Required task
Would you transcribe the whole listing exactly, minus its pictures?

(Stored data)
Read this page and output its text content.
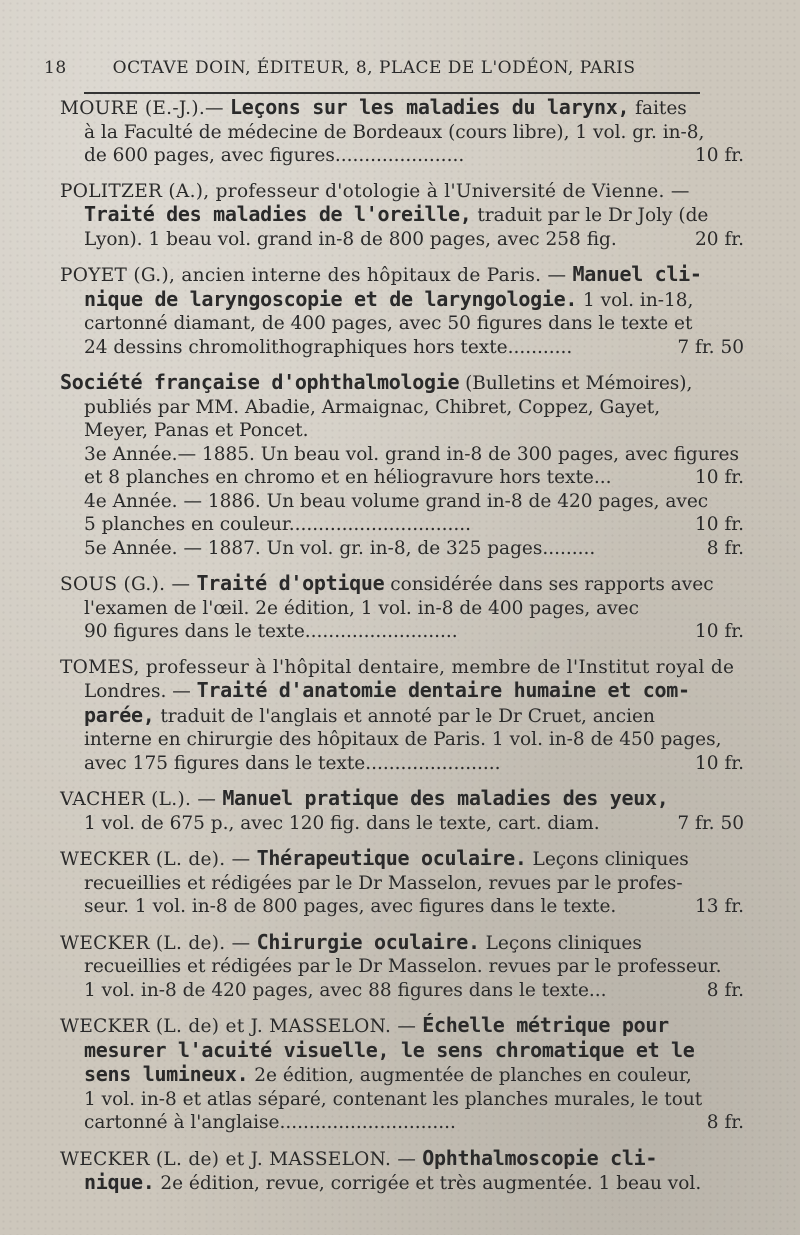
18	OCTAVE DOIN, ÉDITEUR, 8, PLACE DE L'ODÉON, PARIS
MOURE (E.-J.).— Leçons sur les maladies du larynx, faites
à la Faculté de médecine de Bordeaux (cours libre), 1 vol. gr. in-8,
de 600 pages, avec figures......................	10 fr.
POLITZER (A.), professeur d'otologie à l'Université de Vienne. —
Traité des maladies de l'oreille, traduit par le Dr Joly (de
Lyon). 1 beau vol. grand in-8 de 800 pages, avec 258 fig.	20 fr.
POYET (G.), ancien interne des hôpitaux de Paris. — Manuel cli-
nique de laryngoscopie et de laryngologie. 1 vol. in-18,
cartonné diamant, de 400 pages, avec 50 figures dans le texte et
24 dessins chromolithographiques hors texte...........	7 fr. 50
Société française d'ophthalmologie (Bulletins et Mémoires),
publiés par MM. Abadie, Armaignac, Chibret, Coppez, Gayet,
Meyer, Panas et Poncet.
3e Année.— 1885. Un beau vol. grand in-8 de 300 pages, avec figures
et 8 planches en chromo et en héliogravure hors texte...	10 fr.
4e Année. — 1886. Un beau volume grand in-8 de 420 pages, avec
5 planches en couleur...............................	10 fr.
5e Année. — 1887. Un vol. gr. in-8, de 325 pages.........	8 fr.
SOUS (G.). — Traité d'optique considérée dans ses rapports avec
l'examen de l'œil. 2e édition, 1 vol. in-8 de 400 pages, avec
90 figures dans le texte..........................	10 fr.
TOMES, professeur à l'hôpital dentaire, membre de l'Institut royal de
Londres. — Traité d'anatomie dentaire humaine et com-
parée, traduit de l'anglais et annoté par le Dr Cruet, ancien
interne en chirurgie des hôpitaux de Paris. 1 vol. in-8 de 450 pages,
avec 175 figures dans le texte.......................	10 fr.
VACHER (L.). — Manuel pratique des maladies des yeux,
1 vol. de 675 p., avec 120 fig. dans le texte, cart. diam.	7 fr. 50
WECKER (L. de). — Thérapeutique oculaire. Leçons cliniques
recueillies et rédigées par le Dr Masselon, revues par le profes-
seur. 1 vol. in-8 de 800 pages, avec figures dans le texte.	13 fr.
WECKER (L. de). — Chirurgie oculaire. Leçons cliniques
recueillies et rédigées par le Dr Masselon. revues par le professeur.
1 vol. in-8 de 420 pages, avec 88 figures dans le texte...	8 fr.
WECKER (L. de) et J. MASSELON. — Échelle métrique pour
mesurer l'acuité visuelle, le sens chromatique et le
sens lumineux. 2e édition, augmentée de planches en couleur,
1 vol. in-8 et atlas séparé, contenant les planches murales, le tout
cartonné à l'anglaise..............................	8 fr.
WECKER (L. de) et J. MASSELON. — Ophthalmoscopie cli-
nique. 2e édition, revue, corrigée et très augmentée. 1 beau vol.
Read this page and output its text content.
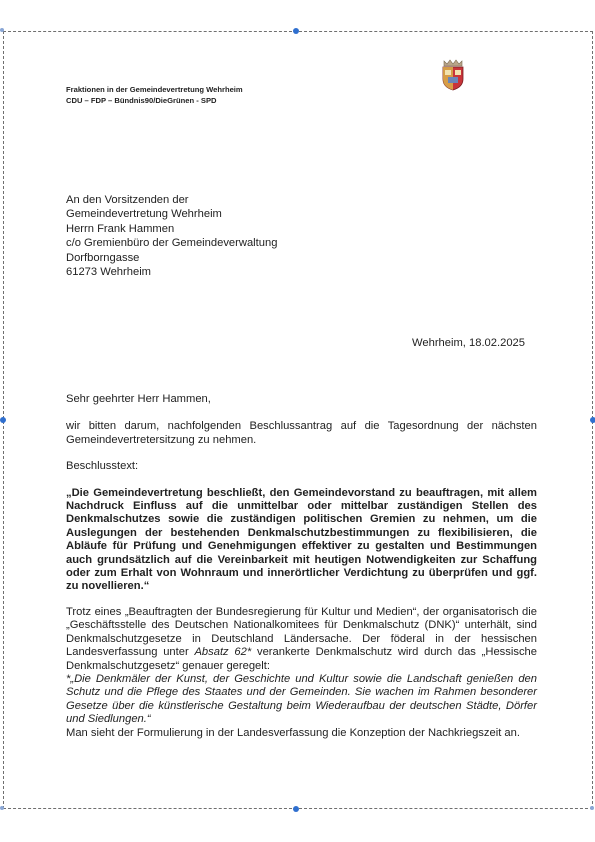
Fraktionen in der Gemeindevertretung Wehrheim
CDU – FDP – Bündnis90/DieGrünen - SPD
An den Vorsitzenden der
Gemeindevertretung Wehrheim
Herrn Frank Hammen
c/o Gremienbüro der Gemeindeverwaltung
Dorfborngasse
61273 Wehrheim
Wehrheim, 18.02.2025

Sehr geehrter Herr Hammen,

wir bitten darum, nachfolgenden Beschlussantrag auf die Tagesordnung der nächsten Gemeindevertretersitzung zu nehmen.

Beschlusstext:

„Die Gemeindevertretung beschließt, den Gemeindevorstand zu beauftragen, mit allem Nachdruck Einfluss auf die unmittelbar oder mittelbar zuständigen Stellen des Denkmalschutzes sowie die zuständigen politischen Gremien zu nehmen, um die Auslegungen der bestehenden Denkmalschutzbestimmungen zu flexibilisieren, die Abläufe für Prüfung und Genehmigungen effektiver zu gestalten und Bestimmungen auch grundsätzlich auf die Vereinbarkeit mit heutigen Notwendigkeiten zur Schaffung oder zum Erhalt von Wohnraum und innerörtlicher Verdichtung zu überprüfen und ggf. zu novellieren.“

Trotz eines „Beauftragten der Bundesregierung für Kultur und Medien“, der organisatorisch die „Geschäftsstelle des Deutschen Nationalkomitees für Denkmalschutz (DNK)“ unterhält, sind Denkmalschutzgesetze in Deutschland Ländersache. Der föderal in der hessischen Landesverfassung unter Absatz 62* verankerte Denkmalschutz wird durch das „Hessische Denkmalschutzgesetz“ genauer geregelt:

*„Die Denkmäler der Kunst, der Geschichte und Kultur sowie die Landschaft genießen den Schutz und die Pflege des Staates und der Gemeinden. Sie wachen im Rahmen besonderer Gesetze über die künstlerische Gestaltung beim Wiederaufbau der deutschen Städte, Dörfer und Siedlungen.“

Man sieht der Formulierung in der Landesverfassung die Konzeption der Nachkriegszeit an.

Solution
Read this page and output its text content.
18	OCTAVE DOIN, ÉDITEUR, 8, PLACE DE L'ODÉON, PARIS
MOURE (E.-J.).— Leçons sur les maladies du larynx, faites
à la Faculté de médecine de Bordeaux (cours libre), 1 vol. gr. in-8,
de 600 pages, avec figures......................	10 fr.
POLITZER (A.), professeur d'otologie à l'Université de Vienne. —
Traité des maladies de l'oreille, traduit par le Dr Joly (de
Lyon). 1 beau vol. grand in-8 de 800 pages, avec 258 fig.	20 fr.
POYET (G.), ancien interne des hôpitaux de Paris. — Manuel cli-
nique de laryngoscopie et de laryngologie. 1 vol. in-18,
cartonné diamant, de 400 pages, avec 50 figures dans le texte et
24 dessins chromolithographiques hors texte...........	7 fr. 50
Société française d'ophthalmologie (Bulletins et Mémoires),
publiés par MM. Abadie, Armaignac, Chibret, Coppez, Gayet,
Meyer, Panas et Poncet.
3e Année.— 1885. Un beau vol. grand in-8 de 300 pages, avec figures
et 8 planches en chromo et en héliogravure hors texte...	10 fr.
4e Année. — 1886. Un beau volume grand in-8 de 420 pages, avec
5 planches en couleur...............................	10 fr.
5e Année. — 1887. Un vol. gr. in-8, de 325 pages.........	8 fr.
SOUS (G.). — Traité d'optique considérée dans ses rapports avec
l'examen de l'œil. 2e édition, 1 vol. in-8 de 400 pages, avec
90 figures dans le texte..........................	10 fr.
TOMES, professeur à l'hôpital dentaire, membre de l'Institut royal de
Londres. — Traité d'anatomie dentaire humaine et com-
parée, traduit de l'anglais et annoté par le Dr Cruet, ancien
interne en chirurgie des hôpitaux de Paris. 1 vol. in-8 de 450 pages,
avec 175 figures dans le texte.......................	10 fr.
VACHER (L.). — Manuel pratique des maladies des yeux,
1 vol. de 675 p., avec 120 fig. dans le texte, cart. diam.	7 fr. 50
WECKER (L. de). — Thérapeutique oculaire. Leçons cliniques
recueillies et rédigées par le Dr Masselon, revues par le profes-
seur. 1 vol. in-8 de 800 pages, avec figures dans le texte.	13 fr.
WECKER (L. de). — Chirurgie oculaire. Leçons cliniques
recueillies et rédigées par le Dr Masselon. revues par le professeur.
1 vol. in-8 de 420 pages, avec 88 figures dans le texte...	8 fr.
WECKER (L. de) et J. MASSELON. — Échelle métrique pour
mesurer l'acuité visuelle, le sens chromatique et le
sens lumineux. 2e édition, augmentée de planches en couleur,
1 vol. in-8 et atlas séparé, contenant les planches murales, le tout
cartonné à l'anglaise..............................	8 fr.
WECKER (L. de) et J. MASSELON. — Ophthalmoscopie cli-
nique. 2e édition, revue, corrigée et très augmentée. 1 beau vol.
Read this page and output its text content.
Fraktionen in der Gemeindevertretung Wehrheim
CDU – FDP – Bündnis90/DieGrünen - SPD
An den Vorsitzenden der
Gemeindevertretung Wehrheim
Herrn Frank Hammen
c/o Gremienbüro der Gemeindeverwaltung
Dorfborngasse
61273 Wehrheim
Wehrheim, 18.02.2025

Sehr geehrter Herr Hammen,

wir bitten darum, nachfolgenden Beschlussantrag auf die Tagesordnung der nächsten Gemeindevertretersitzung zu nehmen.

Beschlusstext:

„Die Gemeindevertretung beschließt, den Gemeindevorstand zu beauftragen, mit allem Nachdruck Einfluss auf die unmittelbar oder mittelbar zuständigen Stellen des Denkmalschutzes sowie die zuständigen politischen Gremien zu nehmen, um die Auslegungen der bestehenden Denkmalschutzbestimmungen zu flexibilisieren, die Abläufe für Prüfung und Genehmigungen effektiver zu gestalten und Bestimmungen auch grundsätzlich auf die Vereinbarkeit mit heutigen Notwendigkeiten zur Schaffung oder zum Erhalt von Wohnraum und innerörtlicher Verdichtung zu überprüfen und ggf. zu novellieren.“

Trotz eines „Beauftragten der Bundesregierung für Kultur und Medien“, der organisatorisch die „Geschäftsstelle des Deutschen Nationalkomitees für Denkmalschutz (DNK)“ unterhält, sind Denkmalschutzgesetze in Deutschland Ländersache. Der föderal in der hessischen Landesverfassung unter Absatz 62* verankerte Denkmalschutz wird durch das „Hessische Denkmalschutzgesetz“ genauer geregelt:

*„Die Denkmäler der Kunst, der Geschichte und Kultur sowie die Landschaft genießen den Schutz und die Pflege des Staates und der Gemeinden. Sie wachen im Rahmen besonderer Gesetze über die künstlerische Gestaltung beim Wiederaufbau der deutschen Städte, Dörfer und Siedlungen.“

Man sieht der Formulierung in der Landesverfassung die Konzeption der Nachkriegszeit an.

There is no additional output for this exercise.